#### [Records provided]
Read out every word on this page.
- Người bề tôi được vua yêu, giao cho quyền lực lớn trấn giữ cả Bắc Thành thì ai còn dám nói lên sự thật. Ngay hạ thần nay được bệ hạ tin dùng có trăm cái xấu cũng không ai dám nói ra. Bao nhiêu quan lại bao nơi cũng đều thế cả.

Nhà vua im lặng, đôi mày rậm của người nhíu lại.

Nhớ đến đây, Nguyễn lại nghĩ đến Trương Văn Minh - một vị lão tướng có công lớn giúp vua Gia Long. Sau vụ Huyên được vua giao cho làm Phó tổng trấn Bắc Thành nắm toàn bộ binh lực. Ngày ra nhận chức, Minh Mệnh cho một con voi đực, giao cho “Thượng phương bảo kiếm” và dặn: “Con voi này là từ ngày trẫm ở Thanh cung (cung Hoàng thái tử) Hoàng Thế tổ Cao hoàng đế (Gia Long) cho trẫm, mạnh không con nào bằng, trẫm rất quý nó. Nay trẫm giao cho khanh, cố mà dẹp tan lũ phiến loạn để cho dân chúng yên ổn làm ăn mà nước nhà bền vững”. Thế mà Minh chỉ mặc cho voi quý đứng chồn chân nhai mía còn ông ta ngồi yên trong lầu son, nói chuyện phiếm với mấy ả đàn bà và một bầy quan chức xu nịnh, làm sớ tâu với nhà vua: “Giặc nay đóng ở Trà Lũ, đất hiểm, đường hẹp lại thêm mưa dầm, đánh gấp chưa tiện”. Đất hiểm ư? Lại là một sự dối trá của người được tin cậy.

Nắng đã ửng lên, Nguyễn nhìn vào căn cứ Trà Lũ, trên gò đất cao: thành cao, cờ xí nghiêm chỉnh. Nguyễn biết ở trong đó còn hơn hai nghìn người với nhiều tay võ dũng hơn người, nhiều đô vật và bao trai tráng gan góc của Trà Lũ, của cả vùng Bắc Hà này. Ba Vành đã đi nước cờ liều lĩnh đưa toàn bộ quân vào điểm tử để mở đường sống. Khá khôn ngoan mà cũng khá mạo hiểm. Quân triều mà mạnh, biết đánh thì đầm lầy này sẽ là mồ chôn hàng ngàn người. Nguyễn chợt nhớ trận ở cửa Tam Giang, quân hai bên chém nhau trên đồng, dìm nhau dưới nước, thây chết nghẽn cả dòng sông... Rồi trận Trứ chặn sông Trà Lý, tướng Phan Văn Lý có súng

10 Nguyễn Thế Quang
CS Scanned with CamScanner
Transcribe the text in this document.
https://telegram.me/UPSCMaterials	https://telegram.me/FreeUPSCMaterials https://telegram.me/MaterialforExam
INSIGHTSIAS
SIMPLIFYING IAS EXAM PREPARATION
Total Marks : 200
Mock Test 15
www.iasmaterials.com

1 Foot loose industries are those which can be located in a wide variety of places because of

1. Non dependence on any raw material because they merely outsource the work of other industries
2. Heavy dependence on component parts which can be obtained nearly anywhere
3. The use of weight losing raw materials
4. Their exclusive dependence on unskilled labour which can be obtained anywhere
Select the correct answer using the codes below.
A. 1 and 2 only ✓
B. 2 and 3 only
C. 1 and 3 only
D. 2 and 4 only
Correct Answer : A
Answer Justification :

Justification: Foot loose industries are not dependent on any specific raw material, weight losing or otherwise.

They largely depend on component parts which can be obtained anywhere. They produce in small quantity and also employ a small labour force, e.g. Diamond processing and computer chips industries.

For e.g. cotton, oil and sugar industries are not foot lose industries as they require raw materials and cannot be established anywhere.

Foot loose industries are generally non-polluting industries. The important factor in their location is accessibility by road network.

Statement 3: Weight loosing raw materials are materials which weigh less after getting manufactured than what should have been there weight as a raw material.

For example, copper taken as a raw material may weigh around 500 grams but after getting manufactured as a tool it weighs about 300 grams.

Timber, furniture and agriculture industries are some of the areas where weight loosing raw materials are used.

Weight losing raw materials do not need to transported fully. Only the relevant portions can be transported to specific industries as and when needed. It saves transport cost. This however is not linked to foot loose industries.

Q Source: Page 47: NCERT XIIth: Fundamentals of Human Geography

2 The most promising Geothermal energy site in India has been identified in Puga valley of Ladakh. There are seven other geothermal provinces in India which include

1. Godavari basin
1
--
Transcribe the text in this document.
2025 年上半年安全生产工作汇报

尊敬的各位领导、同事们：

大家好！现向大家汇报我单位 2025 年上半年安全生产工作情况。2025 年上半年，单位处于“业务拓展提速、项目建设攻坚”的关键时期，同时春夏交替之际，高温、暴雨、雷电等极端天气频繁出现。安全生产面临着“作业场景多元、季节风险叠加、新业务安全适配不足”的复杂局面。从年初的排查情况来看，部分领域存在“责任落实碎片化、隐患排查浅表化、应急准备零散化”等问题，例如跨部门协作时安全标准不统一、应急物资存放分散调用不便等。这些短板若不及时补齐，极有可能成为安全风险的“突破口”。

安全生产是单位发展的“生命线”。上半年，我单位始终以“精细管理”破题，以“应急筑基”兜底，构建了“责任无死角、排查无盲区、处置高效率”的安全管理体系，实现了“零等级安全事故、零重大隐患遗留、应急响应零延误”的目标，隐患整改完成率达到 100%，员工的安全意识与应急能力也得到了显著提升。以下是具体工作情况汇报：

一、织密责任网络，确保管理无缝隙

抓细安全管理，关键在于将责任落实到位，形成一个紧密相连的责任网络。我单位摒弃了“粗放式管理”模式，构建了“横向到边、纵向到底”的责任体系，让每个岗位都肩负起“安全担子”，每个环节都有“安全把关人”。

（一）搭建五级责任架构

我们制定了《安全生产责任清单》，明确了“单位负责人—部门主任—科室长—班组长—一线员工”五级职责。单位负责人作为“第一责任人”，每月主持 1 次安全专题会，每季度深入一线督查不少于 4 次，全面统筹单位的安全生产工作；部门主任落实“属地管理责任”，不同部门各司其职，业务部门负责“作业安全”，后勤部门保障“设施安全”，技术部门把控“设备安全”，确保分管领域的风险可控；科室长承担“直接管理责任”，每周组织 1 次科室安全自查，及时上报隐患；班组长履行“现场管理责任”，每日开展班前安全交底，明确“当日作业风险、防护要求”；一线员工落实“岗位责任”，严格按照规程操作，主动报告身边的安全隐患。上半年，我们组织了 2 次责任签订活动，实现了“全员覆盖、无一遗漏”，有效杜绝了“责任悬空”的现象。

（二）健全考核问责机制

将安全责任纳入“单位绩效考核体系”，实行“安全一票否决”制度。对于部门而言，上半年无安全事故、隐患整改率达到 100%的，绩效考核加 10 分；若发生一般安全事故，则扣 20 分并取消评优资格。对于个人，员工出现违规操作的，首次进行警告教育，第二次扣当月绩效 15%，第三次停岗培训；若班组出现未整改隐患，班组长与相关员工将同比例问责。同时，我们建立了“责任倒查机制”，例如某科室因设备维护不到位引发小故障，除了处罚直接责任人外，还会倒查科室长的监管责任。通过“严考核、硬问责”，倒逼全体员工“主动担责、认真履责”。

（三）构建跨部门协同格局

#### [Task]
Gather each line from the listing above that holds "đánh".

#### [Response to this task]
Nhớ đến đây, Nguyễn lại nghĩ đến Trương Văn Minh - một vị lão tướng có công lớn giúp vua Gia Long. Sau vụ Huyên được vua giao cho làm Phó tổng trấn Bắc Thành nắm toàn bộ binh lực. Ngày ra nhận chức, Minh Mệnh cho một con voi đực, giao cho “Thượng phương bảo kiếm” và dặn: “Con voi này là từ ngày trẫm ở Thanh cung (cung Hoàng thái tử) Hoàng Thế tổ Cao hoàng đế (Gia Long) cho trẫm, mạnh không con nào bằng, trẫm rất quý nó. Nay trẫm giao cho khanh, cố mà dẹp tan lũ phiến loạn để cho dân chúng yên ổn làm ăn mà nước nhà bền vững”. Thế mà Minh chỉ mặc cho voi quý đứng chồn chân nhai mía còn ông ta ngồi yên trong lầu son, nói chuyện phiếm với mấy ả đàn bà và một bầy quan chức xu nịnh, làm sớ tâu với nhà vua: “Giặc nay đóng ở Trà Lũ, đất hiểm, đường hẹp lại thêm mưa dầm, đánh gấp chưa tiện”. Đất hiểm ư? Lại là một sự dối trá của người được tin cậy.
Nắng đã ửng lên, Nguyễn nhìn vào căn cứ Trà Lũ, trên gò đất cao: thành cao, cờ xí nghiêm chỉnh. Nguyễn biết ở trong đó còn hơn hai nghìn người với nhiều tay võ dũng hơn người, nhiều đô vật và bao trai tráng gan góc của Trà Lũ, của cả vùng Bắc Hà này. Ba Vành đã đi nước cờ liều lĩnh đưa toàn bộ quân vào điểm tử để mở đường sống. Khá khôn ngoan mà cũng khá mạo hiểm. Quân triều mà mạnh, biết đánh thì đầm lầy này sẽ là mồ chôn hàng ngàn người. Nguyễn chợt nhớ trận ở cửa Tam Giang, quân hai bên chém nhau trên đồng, dìm nhau dưới nước, thây chết nghẽn cả dòng sông... Rồi trận Trứ chặn sông Trà Lý, tướng Phan Văn Lý có súng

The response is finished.